_Stated problem_
Quote all entries in full, exactly.

_Information provided_
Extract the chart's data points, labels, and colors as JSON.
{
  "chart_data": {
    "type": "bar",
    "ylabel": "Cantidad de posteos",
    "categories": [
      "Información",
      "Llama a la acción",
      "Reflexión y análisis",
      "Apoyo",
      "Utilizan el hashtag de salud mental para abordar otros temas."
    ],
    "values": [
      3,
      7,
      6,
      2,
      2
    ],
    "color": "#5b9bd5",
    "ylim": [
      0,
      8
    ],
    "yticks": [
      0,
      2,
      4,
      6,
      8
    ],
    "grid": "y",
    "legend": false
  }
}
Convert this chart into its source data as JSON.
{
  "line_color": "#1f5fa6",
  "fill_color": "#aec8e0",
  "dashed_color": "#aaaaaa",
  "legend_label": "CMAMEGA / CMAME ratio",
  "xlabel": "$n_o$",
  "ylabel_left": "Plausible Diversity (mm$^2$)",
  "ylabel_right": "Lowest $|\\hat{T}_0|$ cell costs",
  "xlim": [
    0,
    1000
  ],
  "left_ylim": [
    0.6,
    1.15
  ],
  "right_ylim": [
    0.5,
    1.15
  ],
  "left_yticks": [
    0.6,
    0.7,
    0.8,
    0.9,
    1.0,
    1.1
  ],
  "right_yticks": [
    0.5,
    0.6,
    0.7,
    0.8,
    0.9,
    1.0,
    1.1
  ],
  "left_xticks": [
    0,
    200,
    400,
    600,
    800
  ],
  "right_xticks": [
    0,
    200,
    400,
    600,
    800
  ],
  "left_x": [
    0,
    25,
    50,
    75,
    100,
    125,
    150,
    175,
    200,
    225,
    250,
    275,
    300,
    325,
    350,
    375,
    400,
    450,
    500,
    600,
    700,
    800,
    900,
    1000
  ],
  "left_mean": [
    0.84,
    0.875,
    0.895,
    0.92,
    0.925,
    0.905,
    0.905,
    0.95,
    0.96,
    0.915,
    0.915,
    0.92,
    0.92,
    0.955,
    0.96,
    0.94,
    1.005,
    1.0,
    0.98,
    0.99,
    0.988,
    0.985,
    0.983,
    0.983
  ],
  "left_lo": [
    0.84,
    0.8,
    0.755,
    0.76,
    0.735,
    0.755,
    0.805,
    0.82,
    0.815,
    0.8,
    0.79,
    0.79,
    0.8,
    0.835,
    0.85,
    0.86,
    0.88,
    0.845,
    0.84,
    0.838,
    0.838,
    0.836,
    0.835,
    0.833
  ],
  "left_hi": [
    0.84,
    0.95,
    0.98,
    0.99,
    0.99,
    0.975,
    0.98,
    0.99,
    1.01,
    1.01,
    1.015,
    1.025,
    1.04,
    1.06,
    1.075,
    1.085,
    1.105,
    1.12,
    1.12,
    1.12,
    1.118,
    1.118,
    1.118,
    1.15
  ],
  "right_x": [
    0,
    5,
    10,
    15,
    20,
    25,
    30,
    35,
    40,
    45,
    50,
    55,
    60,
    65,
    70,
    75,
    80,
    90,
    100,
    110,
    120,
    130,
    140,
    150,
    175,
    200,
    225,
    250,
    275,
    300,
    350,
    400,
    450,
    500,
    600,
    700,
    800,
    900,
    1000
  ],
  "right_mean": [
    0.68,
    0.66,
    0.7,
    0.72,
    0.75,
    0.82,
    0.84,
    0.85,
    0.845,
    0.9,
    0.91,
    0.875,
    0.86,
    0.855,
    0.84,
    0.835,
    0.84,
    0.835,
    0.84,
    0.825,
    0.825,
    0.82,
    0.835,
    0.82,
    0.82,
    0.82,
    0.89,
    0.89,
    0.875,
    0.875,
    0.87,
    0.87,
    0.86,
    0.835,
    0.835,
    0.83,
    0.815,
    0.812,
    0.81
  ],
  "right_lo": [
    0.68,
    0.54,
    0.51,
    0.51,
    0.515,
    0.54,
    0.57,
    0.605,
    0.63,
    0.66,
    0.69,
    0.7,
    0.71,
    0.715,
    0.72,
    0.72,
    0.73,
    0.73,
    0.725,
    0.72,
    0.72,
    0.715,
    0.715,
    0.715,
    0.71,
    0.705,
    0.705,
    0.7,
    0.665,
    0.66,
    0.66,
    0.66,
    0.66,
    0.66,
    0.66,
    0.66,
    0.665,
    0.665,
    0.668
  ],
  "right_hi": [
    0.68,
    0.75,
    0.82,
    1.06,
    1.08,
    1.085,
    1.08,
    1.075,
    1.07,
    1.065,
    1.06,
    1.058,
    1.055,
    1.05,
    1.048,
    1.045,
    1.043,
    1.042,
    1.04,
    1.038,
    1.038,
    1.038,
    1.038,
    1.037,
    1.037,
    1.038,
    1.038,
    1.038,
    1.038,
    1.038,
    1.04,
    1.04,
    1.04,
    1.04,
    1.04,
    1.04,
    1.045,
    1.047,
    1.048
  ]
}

_Solution to this problem_
Extract the chart's data points, labels, and colors as JSON.
{
  "chart_data": {
    "type": "bar",
    "ylabel": "Cantidad de posteos",
    "categories": [
      "Información",
      "Llama a la acción",
      "Reflexión y análisis",
      "Apoyo",
      "Utilizan el hashtag de salud mental para abordar otros temas."
    ],
    "values": [
      3,
      7,
      6,
      2,
      2
    ],
    "color": "#5b9bd5",
    "ylim": [
      0,
      8
    ],
    "yticks": [
      0,
      2,
      4,
      6,
      8
    ],
    "grid": "y",
    "legend": false
  }
}
Convert this chart into its source data as JSON.
{
  "line_color": "#1f5fa6",
  "fill_color": "#aec8e0",
  "dashed_color": "#aaaaaa",
  "legend_label": "CMAMEGA / CMAME ratio",
  "xlabel": "$n_o$",
  "ylabel_left": "Plausible Diversity (mm$^2$)",
  "ylabel_right": "Lowest $|\\hat{T}_0|$ cell costs",
  "xlim": [
    0,
    1000
  ],
  "left_ylim": [
    0.6,
    1.15
  ],
  "right_ylim": [
    0.5,
    1.15
  ],
  "left_yticks": [
    0.6,
    0.7,
    0.8,
    0.9,
    1.0,
    1.1
  ],
  "right_yticks": [
    0.5,
    0.6,
    0.7,
    0.8,
    0.9,
    1.0,
    1.1
  ],
  "left_xticks": [
    0,
    200,
    400,
    600,
    800
  ],
  "right_xticks": [
    0,
    200,
    400,
    600,
    800
  ],
  "left_x": [
    0,
    25,
    50,
    75,
    100,
    125,
    150,
    175,
    200,
    225,
    250,
    275,
    300,
    325,
    350,
    375,
    400,
    450,
    500,
    600,
    700,
    800,
    900,
    1000
  ],
  "left_mean": [
    0.84,
    0.875,
    0.895,
    0.92,
    0.925,
    0.905,
    0.905,
    0.95,
    0.96,
    0.915,
    0.915,
    0.92,
    0.92,
    0.955,
    0.96,
    0.94,
    1.005,
    1.0,
    0.98,
    0.99,
    0.988,
    0.985,
    0.983,
    0.983
  ],
  "left_lo": [
    0.84,
    0.8,
    0.755,
    0.76,
    0.735,
    0.755,
    0.805,
    0.82,
    0.815,
    0.8,
    0.79,
    0.79,
    0.8,
    0.835,
    0.85,
    0.86,
    0.88,
    0.845,
    0.84,
    0.838,
    0.838,
    0.836,
    0.835,
    0.833
  ],
  "left_hi": [
    0.84,
    0.95,
    0.98,
    0.99,
    0.99,
    0.975,
    0.98,
    0.99,
    1.01,
    1.01,
    1.015,
    1.025,
    1.04,
    1.06,
    1.075,
    1.085,
    1.105,
    1.12,
    1.12,
    1.12,
    1.118,
    1.118,
    1.118,
    1.15
  ],
  "right_x": [
    0,
    5,
    10,
    15,
    20,
    25,
    30,
    35,
    40,
    45,
    50,
    55,
    60,
    65,
    70,
    75,
    80,
    90,
    100,
    110,
    120,
    130,
    140,
    150,
    175,
    200,
    225,
    250,
    275,
    300,
    350,
    400,
    450,
    500,
    600,
    700,
    800,
    900,
    1000
  ],
  "right_mean": [
    0.68,
    0.66,
    0.7,
    0.72,
    0.75,
    0.82,
    0.84,
    0.85,
    0.845,
    0.9,
    0.91,
    0.875,
    0.86,
    0.855,
    0.84,
    0.835,
    0.84,
    0.835,
    0.84,
    0.825,
    0.825,
    0.82,
    0.835,
    0.82,
    0.82,
    0.82,
    0.89,
    0.89,
    0.875,
    0.875,
    0.87,
    0.87,
    0.86,
    0.835,
    0.835,
    0.83,
    0.815,
    0.812,
    0.81
  ],
  "right_lo": [
    0.68,
    0.54,
    0.51,
    0.51,
    0.515,
    0.54,
    0.57,
    0.605,
    0.63,
    0.66,
    0.69,
    0.7,
    0.71,
    0.715,
    0.72,
    0.72,
    0.73,
    0.73,
    0.725,
    0.72,
    0.72,
    0.715,
    0.715,
    0.715,
    0.71,
    0.705,
    0.705,
    0.7,
    0.665,
    0.66,
    0.66,
    0.66,
    0.66,
    0.66,
    0.66,
    0.66,
    0.665,
    0.665,
    0.668
  ],
  "right_hi": [
    0.68,
    0.75,
    0.82,
    1.06,
    1.08,
    1.085,
    1.08,
    1.075,
    1.07,
    1.065,
    1.06,
    1.058,
    1.055,
    1.05,
    1.048,
    1.045,
    1.043,
    1.042,
    1.04,
    1.038,
    1.038,
    1.038,
    1.038,
    1.037,
    1.037,
    1.038,
    1.038,
    1.038,
    1.038,
    1.038,
    1.04,
    1.04,
    1.04,
    1.04,
    1.04,
    1.04,
    1.045,
    1.047,
    1.048
  ]
}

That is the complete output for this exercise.